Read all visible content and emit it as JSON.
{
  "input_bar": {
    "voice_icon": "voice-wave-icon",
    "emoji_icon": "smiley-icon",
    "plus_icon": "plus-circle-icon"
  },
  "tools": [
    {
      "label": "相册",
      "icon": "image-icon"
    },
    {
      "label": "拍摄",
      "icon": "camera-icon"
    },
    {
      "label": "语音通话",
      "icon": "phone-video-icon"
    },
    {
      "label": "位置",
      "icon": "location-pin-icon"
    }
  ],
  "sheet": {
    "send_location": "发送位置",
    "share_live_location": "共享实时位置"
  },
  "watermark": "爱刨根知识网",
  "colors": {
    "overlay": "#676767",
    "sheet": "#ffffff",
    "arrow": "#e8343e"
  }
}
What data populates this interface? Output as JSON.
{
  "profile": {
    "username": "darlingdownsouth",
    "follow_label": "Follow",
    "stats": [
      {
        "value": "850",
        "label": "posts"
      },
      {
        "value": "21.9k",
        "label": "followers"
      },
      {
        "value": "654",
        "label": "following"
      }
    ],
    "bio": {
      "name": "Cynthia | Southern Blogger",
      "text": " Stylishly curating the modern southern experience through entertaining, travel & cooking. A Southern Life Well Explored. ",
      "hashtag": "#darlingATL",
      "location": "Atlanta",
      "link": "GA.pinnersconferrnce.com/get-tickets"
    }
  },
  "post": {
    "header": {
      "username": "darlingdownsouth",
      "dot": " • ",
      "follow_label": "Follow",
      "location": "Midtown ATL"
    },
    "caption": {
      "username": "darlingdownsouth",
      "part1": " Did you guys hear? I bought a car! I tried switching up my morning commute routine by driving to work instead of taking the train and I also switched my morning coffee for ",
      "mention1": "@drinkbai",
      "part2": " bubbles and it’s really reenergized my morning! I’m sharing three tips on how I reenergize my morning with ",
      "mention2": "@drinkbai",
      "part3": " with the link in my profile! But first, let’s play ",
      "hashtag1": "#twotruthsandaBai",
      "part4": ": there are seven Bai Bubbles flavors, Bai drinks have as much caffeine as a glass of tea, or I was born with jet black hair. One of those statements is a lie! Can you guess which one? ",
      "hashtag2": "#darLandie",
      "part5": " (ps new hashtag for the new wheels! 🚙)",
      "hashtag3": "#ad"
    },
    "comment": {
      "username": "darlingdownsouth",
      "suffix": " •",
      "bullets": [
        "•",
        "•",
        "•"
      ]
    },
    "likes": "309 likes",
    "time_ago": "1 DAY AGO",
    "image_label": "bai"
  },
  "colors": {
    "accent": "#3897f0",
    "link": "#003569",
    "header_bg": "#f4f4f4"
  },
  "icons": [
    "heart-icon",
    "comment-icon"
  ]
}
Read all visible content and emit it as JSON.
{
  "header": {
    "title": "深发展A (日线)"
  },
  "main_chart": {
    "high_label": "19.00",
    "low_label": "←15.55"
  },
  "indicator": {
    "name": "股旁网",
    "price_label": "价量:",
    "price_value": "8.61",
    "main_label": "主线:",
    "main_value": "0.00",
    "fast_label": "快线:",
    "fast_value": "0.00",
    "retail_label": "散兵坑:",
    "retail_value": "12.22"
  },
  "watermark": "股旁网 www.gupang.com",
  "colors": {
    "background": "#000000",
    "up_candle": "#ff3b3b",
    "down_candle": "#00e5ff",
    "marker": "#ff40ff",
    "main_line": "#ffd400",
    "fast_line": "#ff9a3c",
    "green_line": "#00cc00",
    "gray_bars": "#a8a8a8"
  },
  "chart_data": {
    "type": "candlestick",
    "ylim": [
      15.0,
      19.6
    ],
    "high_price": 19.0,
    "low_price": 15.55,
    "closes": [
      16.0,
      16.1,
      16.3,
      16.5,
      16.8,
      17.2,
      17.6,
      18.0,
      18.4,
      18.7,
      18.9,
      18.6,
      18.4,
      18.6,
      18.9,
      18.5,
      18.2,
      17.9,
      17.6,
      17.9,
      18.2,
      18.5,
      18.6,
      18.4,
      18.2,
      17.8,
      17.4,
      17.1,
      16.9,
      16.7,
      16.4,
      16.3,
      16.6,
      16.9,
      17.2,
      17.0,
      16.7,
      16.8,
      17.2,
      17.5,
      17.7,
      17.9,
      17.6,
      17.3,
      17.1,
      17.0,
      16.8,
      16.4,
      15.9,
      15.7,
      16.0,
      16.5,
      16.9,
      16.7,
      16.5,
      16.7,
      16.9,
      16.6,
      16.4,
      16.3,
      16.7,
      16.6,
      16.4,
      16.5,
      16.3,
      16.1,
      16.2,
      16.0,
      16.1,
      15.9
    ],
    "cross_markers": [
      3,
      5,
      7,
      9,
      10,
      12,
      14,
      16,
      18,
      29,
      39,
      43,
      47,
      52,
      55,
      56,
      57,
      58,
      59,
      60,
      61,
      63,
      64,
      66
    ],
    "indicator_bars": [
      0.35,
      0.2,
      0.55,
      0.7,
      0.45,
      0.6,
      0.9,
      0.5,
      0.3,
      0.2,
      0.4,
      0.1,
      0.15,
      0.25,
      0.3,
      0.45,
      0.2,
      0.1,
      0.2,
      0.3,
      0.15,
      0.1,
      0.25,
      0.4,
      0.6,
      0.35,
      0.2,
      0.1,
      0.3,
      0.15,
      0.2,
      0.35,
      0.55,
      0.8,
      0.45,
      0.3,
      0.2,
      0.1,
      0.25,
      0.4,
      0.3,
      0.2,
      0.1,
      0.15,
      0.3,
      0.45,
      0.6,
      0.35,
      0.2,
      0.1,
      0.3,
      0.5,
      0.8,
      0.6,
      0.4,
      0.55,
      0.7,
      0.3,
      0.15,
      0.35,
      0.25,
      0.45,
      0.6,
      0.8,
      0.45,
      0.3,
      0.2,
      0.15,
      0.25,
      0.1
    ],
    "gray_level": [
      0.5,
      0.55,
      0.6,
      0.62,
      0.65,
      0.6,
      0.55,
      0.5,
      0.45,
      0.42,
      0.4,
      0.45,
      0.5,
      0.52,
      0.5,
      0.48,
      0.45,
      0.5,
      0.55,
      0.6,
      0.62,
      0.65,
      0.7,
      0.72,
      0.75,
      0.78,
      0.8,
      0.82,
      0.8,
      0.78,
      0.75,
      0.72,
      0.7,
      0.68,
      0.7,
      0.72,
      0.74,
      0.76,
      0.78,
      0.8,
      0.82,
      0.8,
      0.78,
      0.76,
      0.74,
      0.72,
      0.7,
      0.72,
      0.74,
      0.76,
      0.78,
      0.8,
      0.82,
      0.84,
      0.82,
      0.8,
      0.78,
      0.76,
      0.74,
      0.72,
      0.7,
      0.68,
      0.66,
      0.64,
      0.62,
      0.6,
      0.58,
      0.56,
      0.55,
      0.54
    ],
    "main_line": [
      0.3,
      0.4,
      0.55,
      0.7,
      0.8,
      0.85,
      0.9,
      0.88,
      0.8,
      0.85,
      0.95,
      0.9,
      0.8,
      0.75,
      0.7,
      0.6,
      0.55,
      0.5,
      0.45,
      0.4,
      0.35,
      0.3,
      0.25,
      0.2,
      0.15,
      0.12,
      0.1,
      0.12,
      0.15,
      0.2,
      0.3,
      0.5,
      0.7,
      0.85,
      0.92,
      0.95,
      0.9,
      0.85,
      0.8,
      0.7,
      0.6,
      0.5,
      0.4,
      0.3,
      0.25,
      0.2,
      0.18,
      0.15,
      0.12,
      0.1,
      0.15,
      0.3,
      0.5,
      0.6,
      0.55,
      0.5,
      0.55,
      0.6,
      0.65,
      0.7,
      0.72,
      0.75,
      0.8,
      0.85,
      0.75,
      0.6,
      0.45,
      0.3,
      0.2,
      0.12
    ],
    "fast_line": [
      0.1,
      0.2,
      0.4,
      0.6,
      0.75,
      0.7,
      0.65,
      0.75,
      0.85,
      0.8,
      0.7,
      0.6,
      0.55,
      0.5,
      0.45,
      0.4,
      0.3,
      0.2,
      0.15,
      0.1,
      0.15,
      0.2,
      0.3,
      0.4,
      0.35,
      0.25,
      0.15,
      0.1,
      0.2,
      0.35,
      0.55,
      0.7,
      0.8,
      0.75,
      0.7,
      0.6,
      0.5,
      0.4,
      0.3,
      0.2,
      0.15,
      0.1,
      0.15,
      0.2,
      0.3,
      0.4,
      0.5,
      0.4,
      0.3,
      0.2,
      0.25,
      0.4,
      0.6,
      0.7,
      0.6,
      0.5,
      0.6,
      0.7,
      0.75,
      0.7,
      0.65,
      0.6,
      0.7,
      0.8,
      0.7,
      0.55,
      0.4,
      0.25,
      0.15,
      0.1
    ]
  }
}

------------------------------------

Scan the data above and copy every line with "link" in it.

      "link": "GA.pinnersconferrnce.com/get-tickets"
      "part3": " with the link in my profile! But first, let’s play ",
    "link": "#003569",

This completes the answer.